Task requirements =
Extract the text of every entry below exactly; leave images out.

Information given =
/---

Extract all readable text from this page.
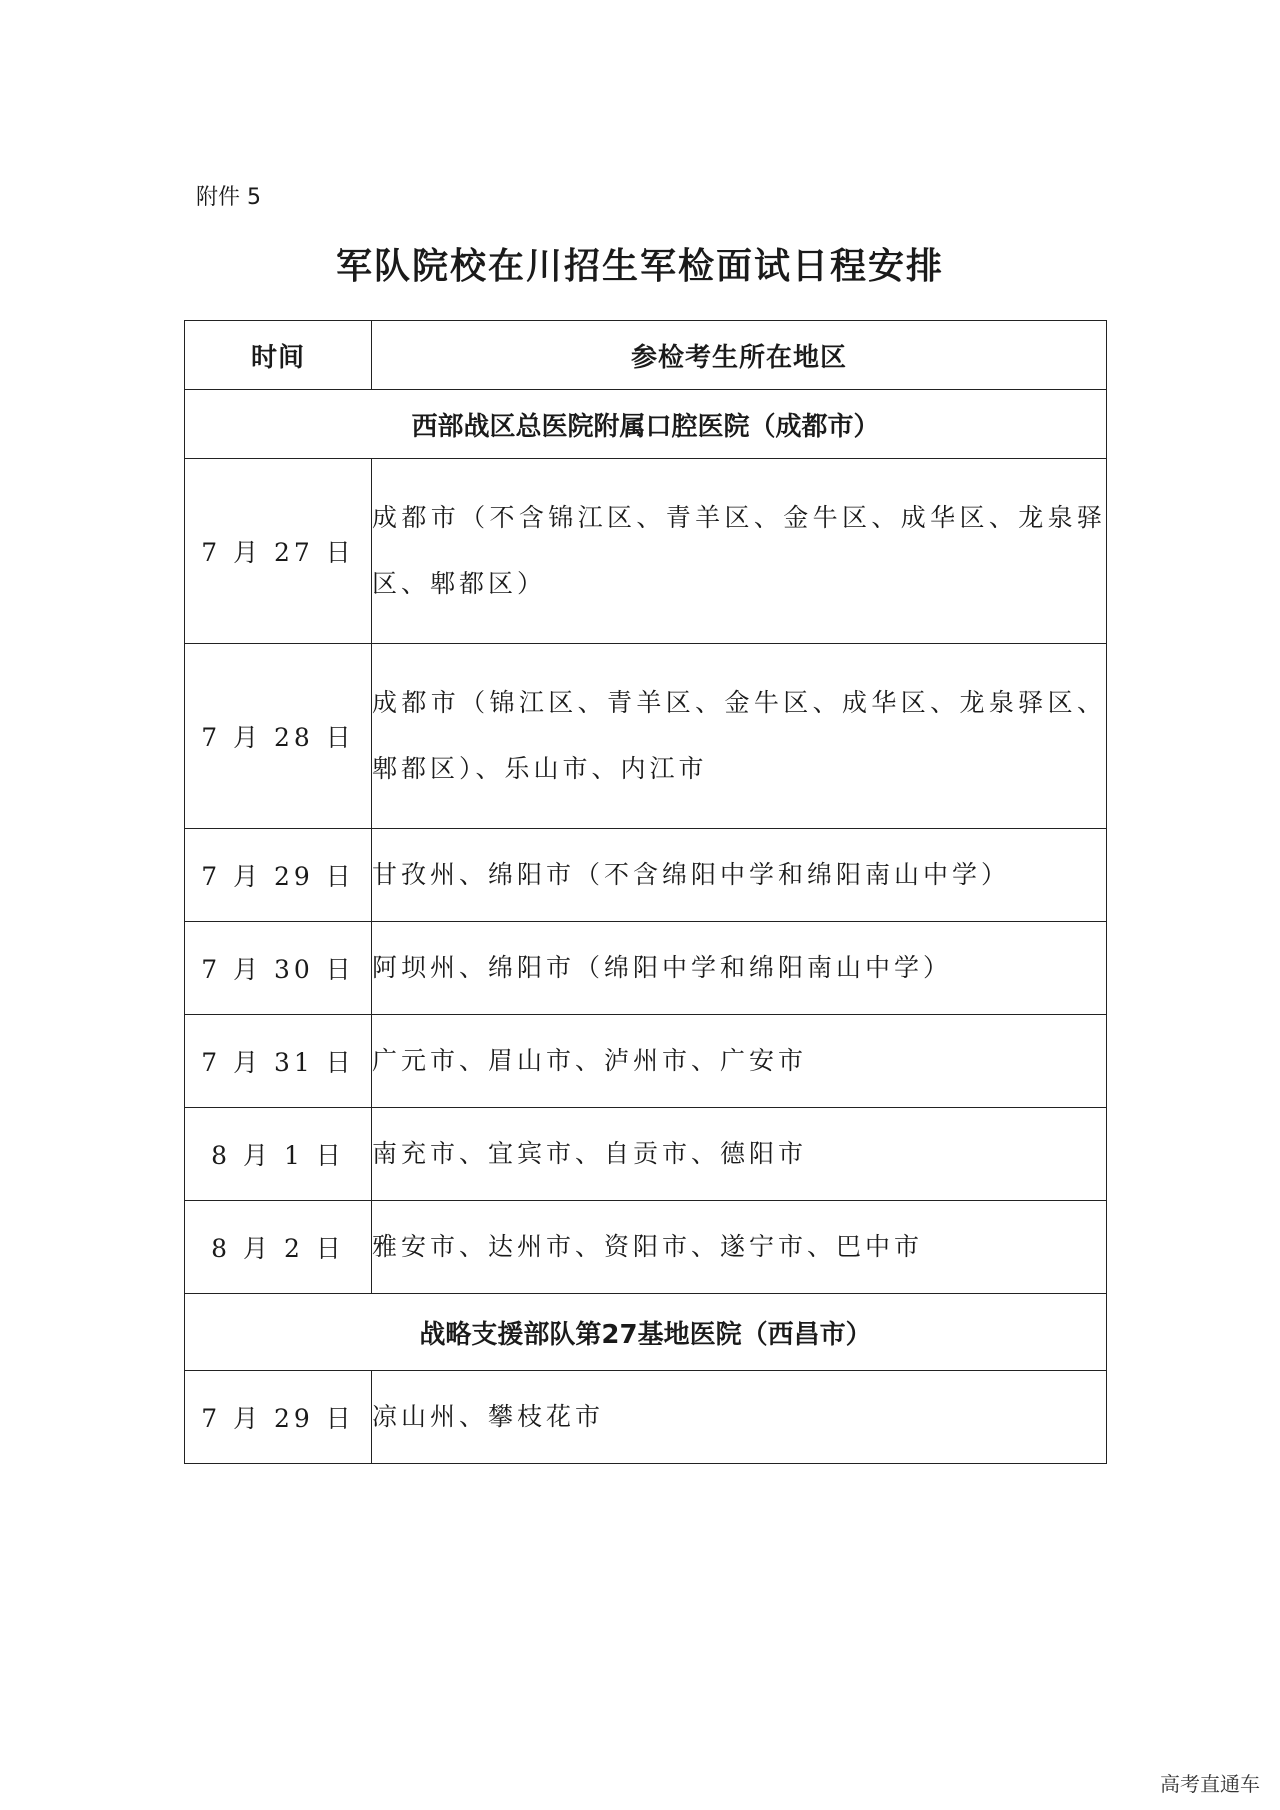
附件 5
军队院校在川招生军检面试日程安排
时间	参检考生所在地区
西部战区总医院附属口腔医院（成都市）	
7 月 27 日	成都市（不含锦江区、青羊区、金牛区、成华区、龙泉驿区、郫都区）
7 月 28 日	成都市（锦江区、青羊区、金牛区、成华区、龙泉驿区、郫都区）、乐山市、内江市
7 月 29 日	甘孜州、绵阳市（不含绵阳中学和绵阳南山中学）
7 月 30 日	阿坝州、绵阳市（绵阳中学和绵阳南山中学）
7 月 31 日	广元市、眉山市、泸州市、广安市
8 月 1 日	南充市、宜宾市、自贡市、德阳市
8 月 2 日	雅安市、达州市、资阳市、遂宁市、巴中市
战略支援部队第27基地医院（西昌市）	
7 月 29 日	凉山州、攀枝花市
高考直通车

\---

Exercise answer =
Extract all readable text from this page.
附件 5
军队院校在川招生军检面试日程安排
时间	参检考生所在地区
西部战区总医院附属口腔医院（成都市）	
7 月 27 日	成都市（不含锦江区、青羊区、金牛区、成华区、龙泉驿区、郫都区）
7 月 28 日	成都市（锦江区、青羊区、金牛区、成华区、龙泉驿区、郫都区）、乐山市、内江市
7 月 29 日	甘孜州、绵阳市（不含绵阳中学和绵阳南山中学）
7 月 30 日	阿坝州、绵阳市（绵阳中学和绵阳南山中学）
7 月 31 日	广元市、眉山市、泸州市、广安市
8 月 1 日	南充市、宜宾市、自贡市、德阳市
8 月 2 日	雅安市、达州市、资阳市、遂宁市、巴中市
战略支援部队第27基地医院（西昌市）	
7 月 29 日	凉山州、攀枝花市
高考直通车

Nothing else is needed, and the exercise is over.